* **DESCRIPTION OF THE TASK**: Where a line of the listing below includes the word "ชาการ", reproduce that line.

* **GIVEN INFORMATION**:
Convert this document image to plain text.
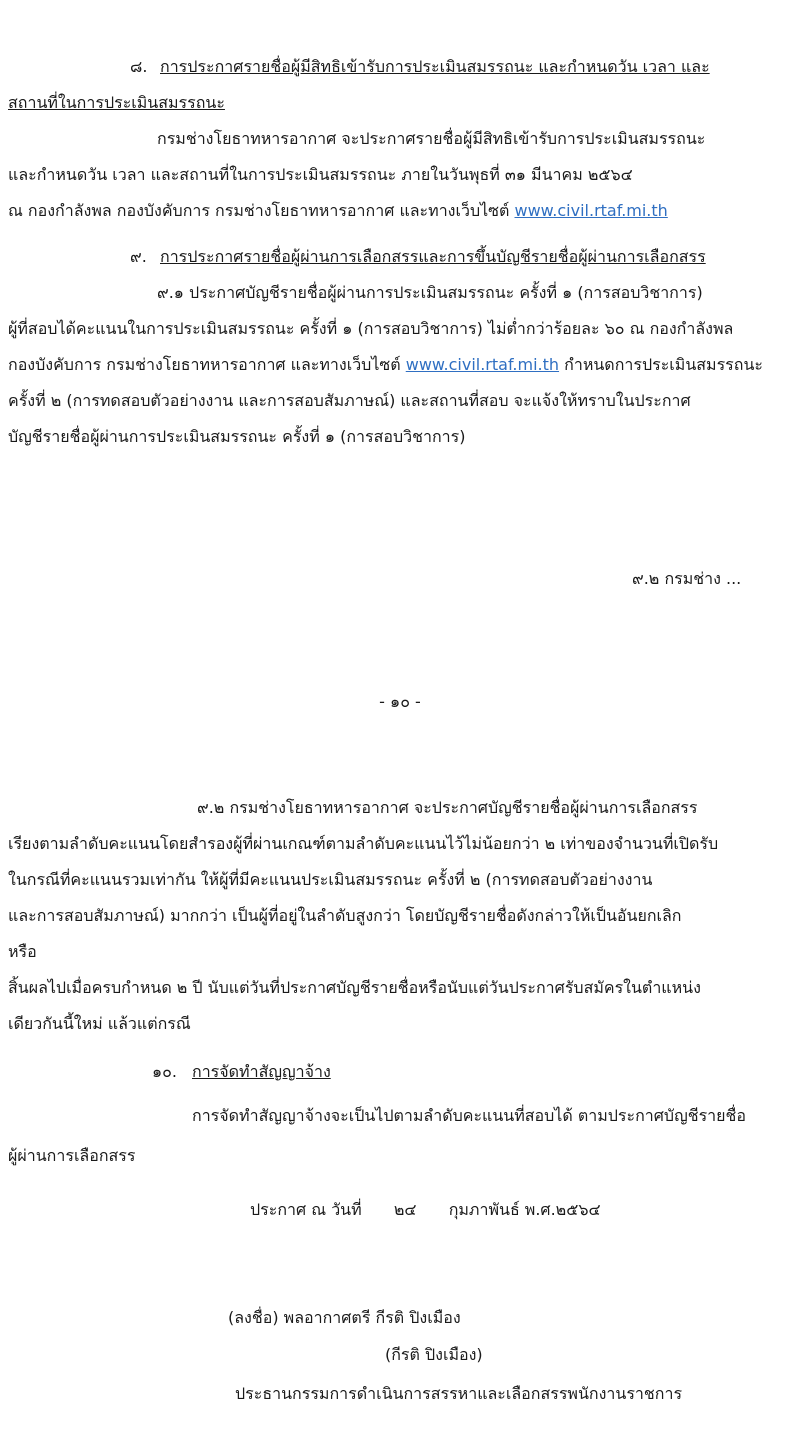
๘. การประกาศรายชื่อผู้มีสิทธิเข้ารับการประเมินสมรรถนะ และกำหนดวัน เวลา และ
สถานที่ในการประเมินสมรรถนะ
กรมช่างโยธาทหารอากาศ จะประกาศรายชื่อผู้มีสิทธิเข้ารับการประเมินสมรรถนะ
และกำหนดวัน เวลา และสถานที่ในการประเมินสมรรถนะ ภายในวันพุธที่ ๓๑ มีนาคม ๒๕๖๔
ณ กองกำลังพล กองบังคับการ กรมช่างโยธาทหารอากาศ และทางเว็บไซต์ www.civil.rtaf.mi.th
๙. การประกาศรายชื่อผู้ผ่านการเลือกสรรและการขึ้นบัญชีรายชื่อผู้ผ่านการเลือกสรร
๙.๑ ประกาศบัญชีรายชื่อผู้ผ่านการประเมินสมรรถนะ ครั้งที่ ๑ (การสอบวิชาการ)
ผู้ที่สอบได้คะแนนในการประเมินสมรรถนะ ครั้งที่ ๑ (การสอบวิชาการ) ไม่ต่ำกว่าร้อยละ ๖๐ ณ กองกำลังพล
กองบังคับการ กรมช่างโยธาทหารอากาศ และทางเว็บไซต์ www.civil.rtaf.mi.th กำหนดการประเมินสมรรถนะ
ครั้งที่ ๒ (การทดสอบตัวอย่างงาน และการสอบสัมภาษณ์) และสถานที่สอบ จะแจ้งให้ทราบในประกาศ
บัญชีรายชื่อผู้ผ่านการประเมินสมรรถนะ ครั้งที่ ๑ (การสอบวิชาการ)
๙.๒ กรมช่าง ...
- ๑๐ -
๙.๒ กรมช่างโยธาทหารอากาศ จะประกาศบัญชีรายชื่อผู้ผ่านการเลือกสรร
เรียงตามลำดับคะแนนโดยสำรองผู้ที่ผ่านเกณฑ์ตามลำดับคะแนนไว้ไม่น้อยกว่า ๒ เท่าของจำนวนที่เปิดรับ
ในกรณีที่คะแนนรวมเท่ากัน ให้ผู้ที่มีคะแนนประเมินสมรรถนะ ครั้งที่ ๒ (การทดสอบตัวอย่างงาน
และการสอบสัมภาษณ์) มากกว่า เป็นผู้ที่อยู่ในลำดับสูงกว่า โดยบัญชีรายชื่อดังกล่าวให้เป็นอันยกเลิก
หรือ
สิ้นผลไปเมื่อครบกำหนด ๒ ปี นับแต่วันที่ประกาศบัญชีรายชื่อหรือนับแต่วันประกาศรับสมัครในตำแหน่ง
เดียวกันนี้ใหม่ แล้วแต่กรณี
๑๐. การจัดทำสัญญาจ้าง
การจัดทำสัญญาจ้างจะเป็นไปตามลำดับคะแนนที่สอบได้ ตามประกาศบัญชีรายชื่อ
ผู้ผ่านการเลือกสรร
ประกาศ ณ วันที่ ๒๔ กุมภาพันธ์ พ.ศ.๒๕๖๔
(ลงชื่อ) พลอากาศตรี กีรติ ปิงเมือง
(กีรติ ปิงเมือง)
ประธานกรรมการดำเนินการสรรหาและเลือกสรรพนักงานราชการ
--
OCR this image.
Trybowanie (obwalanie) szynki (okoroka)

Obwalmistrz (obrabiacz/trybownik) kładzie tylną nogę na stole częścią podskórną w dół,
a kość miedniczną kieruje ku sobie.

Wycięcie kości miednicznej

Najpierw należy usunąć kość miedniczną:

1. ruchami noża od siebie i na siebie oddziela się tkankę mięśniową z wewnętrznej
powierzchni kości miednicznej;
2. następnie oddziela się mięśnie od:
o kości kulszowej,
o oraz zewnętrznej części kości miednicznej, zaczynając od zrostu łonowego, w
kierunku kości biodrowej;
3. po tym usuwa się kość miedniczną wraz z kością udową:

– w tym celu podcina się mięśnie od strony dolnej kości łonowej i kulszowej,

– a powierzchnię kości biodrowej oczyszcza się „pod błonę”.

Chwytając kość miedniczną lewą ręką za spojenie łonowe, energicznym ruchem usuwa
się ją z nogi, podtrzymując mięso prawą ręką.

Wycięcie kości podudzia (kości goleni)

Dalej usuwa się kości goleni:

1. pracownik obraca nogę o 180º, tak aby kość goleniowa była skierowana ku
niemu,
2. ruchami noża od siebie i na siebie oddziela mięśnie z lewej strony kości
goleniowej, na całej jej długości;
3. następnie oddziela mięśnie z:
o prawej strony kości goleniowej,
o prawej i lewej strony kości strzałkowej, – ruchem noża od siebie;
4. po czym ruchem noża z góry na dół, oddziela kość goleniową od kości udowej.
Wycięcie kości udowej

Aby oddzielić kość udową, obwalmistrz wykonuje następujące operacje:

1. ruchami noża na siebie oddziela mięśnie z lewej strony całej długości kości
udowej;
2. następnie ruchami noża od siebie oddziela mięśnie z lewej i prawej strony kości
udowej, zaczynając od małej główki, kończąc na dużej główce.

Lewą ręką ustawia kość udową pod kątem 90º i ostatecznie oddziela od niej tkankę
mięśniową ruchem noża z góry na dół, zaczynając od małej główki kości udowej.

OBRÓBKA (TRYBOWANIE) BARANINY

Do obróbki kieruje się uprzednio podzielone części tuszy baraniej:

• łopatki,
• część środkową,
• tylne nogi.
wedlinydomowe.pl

* **SOLUTION BELOW**:
๙.๑ ประกาศบัญชีรายชื่อผู้ผ่านการประเมินสมรรถนะ ครั้งที่ ๑ (การสอบวิชาการ)
ผู้ที่สอบได้คะแนนในการประเมินสมรรถนะ ครั้งที่ ๑ (การสอบวิชาการ) ไม่ต่ำกว่าร้อยละ ๖๐ ณ กองกำลังพล
บัญชีรายชื่อผู้ผ่านการประเมินสมรรถนะ ครั้งที่ ๑ (การสอบวิชาการ)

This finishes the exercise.